Records from a dataset.
╔══

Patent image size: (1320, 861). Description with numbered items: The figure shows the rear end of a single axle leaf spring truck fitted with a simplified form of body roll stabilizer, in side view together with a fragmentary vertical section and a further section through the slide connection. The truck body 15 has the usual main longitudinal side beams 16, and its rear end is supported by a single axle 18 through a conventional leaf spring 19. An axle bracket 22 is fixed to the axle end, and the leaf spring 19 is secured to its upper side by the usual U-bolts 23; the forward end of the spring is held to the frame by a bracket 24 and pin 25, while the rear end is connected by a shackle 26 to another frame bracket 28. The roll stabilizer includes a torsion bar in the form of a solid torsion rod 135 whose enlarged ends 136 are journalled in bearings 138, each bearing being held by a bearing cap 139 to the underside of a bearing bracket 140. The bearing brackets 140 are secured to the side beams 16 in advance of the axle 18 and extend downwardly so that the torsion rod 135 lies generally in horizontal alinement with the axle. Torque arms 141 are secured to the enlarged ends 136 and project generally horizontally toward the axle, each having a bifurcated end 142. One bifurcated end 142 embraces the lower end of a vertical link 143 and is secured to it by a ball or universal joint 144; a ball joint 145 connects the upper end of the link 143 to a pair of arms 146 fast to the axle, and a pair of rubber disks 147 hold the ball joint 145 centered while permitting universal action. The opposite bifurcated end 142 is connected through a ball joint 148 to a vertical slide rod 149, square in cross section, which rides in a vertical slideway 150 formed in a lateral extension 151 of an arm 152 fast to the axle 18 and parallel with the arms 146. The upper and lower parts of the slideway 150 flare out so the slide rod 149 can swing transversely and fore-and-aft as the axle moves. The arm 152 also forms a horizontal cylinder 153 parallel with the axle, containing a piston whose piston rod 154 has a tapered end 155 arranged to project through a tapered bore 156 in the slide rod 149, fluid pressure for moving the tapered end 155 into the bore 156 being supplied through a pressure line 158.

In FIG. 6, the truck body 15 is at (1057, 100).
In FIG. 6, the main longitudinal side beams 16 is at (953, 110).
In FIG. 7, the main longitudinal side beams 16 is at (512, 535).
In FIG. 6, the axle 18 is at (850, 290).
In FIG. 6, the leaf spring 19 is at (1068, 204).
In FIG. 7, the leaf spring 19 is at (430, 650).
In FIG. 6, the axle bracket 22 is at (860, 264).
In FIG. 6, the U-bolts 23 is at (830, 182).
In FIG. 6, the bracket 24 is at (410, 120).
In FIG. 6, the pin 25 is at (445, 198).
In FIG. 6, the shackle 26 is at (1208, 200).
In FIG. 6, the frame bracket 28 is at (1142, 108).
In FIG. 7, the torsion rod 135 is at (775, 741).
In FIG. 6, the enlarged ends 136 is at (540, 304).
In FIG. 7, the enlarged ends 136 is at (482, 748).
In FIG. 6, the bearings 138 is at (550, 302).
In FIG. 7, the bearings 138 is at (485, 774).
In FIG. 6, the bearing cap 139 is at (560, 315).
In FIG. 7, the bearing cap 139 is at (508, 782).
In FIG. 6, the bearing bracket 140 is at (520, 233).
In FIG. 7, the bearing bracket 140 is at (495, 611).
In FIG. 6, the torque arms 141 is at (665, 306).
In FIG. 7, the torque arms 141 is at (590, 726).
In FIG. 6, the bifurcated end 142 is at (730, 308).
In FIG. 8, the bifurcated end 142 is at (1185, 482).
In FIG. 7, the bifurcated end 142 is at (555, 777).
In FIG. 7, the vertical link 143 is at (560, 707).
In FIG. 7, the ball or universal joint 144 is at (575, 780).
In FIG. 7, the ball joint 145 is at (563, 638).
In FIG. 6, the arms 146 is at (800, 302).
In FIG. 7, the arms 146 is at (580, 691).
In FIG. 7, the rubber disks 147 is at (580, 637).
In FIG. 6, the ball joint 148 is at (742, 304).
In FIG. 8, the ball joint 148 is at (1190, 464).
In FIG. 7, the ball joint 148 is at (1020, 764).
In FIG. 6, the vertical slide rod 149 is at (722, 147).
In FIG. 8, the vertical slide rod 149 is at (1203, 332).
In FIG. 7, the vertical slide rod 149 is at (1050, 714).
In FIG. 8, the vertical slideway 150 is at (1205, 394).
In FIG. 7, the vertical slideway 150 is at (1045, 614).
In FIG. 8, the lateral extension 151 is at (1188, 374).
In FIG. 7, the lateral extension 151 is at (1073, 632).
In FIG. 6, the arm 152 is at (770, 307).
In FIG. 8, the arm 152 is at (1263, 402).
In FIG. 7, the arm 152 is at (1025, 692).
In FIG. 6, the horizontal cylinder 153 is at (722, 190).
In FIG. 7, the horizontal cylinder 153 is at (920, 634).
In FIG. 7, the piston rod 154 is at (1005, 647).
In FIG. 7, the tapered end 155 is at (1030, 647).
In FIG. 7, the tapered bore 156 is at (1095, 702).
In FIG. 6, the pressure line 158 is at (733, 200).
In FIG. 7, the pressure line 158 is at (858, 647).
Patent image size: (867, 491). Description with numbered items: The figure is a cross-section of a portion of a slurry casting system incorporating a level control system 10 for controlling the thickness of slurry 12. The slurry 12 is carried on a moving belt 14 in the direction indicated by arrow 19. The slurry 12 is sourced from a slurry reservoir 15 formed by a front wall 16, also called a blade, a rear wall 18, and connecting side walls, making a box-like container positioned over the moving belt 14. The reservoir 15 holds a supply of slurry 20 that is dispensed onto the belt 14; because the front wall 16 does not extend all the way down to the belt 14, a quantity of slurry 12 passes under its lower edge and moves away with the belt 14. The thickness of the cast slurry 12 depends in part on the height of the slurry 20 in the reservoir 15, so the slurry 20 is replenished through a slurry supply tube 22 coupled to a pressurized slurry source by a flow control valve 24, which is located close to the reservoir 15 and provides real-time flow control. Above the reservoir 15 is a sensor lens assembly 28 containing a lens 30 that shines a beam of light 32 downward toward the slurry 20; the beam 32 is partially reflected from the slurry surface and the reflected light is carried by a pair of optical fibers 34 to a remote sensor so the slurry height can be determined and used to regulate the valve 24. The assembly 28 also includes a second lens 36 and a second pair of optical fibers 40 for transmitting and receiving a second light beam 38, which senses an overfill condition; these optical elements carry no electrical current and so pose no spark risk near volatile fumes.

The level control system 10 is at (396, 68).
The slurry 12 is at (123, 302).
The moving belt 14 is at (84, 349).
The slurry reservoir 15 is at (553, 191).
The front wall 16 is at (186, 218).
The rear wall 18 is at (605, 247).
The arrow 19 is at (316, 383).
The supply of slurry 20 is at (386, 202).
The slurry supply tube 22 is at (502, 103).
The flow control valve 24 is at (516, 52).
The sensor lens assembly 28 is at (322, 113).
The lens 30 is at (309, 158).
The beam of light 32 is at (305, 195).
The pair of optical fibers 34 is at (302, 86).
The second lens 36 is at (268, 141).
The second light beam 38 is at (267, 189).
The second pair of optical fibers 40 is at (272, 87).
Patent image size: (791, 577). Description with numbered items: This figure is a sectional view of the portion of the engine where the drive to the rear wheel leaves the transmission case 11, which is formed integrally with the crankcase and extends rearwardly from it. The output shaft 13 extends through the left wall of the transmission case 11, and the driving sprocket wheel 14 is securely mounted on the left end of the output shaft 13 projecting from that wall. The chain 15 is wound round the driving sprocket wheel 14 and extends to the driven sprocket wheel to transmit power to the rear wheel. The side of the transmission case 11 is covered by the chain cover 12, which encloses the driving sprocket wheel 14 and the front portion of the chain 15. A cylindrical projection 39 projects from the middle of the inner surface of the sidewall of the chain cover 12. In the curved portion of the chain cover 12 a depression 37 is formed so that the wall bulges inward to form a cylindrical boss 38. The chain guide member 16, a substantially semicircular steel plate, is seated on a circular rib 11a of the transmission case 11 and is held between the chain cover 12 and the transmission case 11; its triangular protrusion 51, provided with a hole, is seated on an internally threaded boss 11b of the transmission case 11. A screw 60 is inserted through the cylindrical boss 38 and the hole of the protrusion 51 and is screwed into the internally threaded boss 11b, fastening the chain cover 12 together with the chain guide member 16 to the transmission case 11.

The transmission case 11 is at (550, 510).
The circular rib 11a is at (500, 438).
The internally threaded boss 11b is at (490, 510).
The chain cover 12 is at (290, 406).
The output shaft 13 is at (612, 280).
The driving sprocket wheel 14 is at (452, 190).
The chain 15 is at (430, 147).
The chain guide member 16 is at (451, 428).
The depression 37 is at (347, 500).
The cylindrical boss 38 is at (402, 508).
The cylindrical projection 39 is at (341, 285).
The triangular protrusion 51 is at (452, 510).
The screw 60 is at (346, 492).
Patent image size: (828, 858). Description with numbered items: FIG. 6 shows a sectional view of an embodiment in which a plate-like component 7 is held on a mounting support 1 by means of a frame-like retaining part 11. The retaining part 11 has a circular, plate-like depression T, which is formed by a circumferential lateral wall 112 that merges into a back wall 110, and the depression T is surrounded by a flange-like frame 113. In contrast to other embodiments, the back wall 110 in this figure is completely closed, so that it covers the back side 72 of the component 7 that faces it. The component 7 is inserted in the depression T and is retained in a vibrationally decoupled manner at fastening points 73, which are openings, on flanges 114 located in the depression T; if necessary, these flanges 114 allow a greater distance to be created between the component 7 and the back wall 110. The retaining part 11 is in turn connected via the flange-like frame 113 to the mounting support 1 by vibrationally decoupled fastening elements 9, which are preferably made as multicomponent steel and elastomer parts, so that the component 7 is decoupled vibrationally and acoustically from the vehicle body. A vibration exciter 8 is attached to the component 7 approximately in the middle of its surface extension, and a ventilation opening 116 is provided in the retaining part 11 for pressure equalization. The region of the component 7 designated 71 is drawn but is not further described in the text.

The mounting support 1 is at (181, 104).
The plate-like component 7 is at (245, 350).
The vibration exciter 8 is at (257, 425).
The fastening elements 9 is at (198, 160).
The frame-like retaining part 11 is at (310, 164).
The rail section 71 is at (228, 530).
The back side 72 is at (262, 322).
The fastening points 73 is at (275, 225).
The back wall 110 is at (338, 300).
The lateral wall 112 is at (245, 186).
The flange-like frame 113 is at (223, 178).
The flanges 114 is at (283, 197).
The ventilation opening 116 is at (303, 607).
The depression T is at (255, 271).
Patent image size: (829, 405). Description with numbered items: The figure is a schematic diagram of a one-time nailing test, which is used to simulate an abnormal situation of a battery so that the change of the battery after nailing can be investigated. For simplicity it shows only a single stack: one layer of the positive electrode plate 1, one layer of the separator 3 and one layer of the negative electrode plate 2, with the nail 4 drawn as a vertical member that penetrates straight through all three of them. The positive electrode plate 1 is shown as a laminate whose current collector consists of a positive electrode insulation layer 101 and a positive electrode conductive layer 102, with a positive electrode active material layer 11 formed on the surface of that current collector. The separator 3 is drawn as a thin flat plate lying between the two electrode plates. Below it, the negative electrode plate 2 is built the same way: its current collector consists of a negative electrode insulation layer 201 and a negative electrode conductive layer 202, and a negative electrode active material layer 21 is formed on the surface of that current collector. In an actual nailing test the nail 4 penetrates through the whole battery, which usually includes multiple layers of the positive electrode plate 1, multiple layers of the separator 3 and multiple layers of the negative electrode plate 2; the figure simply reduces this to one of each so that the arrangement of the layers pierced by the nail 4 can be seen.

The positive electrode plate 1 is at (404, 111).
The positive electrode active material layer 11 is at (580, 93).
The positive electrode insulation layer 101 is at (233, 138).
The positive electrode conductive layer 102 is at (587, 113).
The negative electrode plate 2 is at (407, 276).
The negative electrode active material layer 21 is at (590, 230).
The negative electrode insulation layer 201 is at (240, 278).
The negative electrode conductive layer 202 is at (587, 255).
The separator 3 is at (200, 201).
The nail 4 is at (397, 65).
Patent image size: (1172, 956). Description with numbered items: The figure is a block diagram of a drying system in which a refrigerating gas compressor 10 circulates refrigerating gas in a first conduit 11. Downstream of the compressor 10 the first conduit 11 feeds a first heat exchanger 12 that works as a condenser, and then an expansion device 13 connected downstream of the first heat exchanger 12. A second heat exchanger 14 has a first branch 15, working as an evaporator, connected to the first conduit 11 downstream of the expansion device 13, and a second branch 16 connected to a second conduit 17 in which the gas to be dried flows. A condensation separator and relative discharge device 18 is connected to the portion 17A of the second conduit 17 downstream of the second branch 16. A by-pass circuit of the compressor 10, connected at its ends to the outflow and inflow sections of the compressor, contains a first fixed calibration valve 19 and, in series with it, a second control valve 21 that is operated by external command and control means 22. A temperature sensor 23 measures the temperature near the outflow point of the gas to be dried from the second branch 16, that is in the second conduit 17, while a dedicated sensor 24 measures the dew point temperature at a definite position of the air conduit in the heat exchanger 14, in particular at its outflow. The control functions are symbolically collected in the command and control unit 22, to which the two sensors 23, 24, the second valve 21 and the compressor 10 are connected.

╚══

Requirement.
Put the stretch from the line containing "Patent image size: (867, 491)." through the line containing "The beam of light 32 is at (305, 195)." into a numbered list, one line per item, omitting blank lines.

Solved problem.
1. Patent image size: (867, 491). Description with numbered items: The figure is a cross-section of a portion of a slurry casting system incorporating a level control system 10 for controlling the thickness of slurry 12. The slurry 12 is carried on a moving belt 14 in the direction indicated by arrow 19. The slurry 12 is sourced from a slurry reservoir 15 formed by a front wall 16, also called a blade, a rear wall 18, and connecting side walls, making a box-like container positioned over the moving belt 14. The reservoir 15 holds a supply of slurry 20 that is dispensed onto the belt 14; because the front wall 16 does not extend all the way down to the belt 14, a quantity of slurry 12 passes under its lower edge and moves away with the belt 14. The thickness of the cast slurry 12 depends in part on the height of the slurry 20 in the reservoir 15, so the slurry 20 is replenished through a slurry supply tube 22 coupled to a pressurized slurry source by a flow control valve 24, which is located close to the reservoir 15 and provides real-time flow control. Above the reservoir 15 is a sensor lens assembly 28 containing a lens 30 that shines a beam of light 32 downward toward the slurry 20; the beam 32 is partially reflected from the slurry surface and the reflected light is carried by a pair of optical fibers 34 to a remote sensor so the slurry height can be determined and used to regulate the valve 24. The assembly 28 also includes a second lens 36 and a second pair of optical fibers 40 for transmitting and receiving a second light beam 38, which senses an overfill condition; these optical elements carry no electrical current and so pose no spark risk near volatile fumes.
2. The level control system 10 is at (396, 68).
3. The slurry 12 is at (123, 302).
4. The moving belt 14 is at (84, 349).
5. The slurry reservoir 15 is at (553, 191).
6. The front wall 16 is at (186, 218).
7. The rear wall 18 is at (605, 247).
8. The arrow 19 is at (316, 383).
9. The supply of slurry 20 is at (386, 202).
10. The slurry supply tube 22 is at (502, 103).
11. The flow control valve 24 is at (516, 52).
12. The sensor lens assembly 28 is at (322, 113).
13. The lens 30 is at (309, 158).
14. The beam of light 32 is at (305, 195).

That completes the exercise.